[Stored entries]
________
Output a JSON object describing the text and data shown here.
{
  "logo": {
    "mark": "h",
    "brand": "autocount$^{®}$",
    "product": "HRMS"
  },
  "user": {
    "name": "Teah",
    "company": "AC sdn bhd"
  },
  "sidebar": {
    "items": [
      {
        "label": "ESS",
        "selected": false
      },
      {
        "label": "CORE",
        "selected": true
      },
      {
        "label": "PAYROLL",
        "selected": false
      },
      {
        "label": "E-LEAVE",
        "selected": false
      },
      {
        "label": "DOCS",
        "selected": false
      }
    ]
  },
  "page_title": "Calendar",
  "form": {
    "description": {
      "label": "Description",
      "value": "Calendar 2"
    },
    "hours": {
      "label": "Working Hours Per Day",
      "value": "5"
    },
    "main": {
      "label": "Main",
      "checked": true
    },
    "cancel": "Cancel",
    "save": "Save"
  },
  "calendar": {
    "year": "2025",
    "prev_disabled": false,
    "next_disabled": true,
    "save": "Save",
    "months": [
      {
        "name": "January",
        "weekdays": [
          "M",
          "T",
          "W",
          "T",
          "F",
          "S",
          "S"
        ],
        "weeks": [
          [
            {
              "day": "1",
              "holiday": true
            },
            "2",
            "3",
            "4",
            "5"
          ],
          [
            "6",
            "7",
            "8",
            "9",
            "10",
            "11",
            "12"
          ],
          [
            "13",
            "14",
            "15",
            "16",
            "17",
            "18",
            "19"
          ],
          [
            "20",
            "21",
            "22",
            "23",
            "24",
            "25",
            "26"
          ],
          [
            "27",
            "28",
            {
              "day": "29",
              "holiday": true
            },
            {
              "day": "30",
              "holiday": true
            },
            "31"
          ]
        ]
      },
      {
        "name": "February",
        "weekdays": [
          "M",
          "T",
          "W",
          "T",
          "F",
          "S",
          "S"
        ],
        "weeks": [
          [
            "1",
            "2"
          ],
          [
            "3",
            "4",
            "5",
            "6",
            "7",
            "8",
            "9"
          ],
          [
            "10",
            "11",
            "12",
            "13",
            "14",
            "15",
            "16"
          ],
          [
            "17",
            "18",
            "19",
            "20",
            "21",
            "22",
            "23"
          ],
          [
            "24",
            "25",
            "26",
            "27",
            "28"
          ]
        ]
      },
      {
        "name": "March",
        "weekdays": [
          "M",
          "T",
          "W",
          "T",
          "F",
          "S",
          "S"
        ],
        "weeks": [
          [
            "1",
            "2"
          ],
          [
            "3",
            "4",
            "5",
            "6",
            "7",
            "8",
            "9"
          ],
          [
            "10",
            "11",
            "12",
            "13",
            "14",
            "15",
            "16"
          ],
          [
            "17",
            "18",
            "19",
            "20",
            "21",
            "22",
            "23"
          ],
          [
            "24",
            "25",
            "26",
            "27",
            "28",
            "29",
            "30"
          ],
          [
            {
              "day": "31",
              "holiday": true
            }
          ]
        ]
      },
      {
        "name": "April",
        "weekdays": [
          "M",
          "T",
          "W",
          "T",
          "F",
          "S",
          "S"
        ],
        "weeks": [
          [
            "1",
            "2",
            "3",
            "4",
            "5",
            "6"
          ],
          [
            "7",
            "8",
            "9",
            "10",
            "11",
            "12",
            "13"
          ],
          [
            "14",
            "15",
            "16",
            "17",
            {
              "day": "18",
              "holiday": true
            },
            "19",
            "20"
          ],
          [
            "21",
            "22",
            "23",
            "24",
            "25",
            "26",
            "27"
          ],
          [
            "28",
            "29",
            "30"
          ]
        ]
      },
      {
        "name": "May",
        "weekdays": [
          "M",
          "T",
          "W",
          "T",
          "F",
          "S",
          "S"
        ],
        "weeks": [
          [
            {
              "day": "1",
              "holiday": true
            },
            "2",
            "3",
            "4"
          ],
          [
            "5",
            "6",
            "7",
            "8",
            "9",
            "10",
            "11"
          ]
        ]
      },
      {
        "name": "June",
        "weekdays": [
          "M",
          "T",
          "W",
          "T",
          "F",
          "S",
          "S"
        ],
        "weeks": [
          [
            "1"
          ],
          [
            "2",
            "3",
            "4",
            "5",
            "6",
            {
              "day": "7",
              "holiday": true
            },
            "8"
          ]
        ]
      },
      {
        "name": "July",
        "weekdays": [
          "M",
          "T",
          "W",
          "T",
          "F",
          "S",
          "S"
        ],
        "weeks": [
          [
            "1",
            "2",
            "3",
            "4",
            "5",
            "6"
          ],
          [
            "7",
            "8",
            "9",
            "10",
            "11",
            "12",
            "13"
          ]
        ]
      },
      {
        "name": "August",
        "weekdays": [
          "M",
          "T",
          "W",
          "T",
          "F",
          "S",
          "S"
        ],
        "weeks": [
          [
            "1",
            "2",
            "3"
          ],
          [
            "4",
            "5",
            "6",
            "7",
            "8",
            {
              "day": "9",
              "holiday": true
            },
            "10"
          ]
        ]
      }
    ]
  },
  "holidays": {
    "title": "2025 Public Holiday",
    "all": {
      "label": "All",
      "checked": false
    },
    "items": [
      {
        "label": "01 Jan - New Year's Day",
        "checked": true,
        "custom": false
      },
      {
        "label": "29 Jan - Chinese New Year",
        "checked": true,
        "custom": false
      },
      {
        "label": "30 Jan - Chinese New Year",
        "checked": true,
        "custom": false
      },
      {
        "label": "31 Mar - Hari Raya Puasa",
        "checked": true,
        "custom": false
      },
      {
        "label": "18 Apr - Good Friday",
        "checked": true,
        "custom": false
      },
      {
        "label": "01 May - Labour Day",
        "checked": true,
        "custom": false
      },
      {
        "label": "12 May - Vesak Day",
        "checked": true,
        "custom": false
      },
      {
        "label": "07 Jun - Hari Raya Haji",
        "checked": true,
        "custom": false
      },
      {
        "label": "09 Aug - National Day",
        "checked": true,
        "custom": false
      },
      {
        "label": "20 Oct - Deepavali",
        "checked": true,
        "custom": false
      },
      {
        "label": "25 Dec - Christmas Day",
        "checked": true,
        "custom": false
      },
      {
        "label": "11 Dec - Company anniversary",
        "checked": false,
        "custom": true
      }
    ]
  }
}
________
What is required: All lines holding the word "name" should be picked out and copied.

Exercise answer:
    "name": "Teah",
        "name": "January",
        "name": "February",
        "name": "March",
        "name": "April",
        "name": "May",
        "name": "June",
        "name": "July",
        "name": "August",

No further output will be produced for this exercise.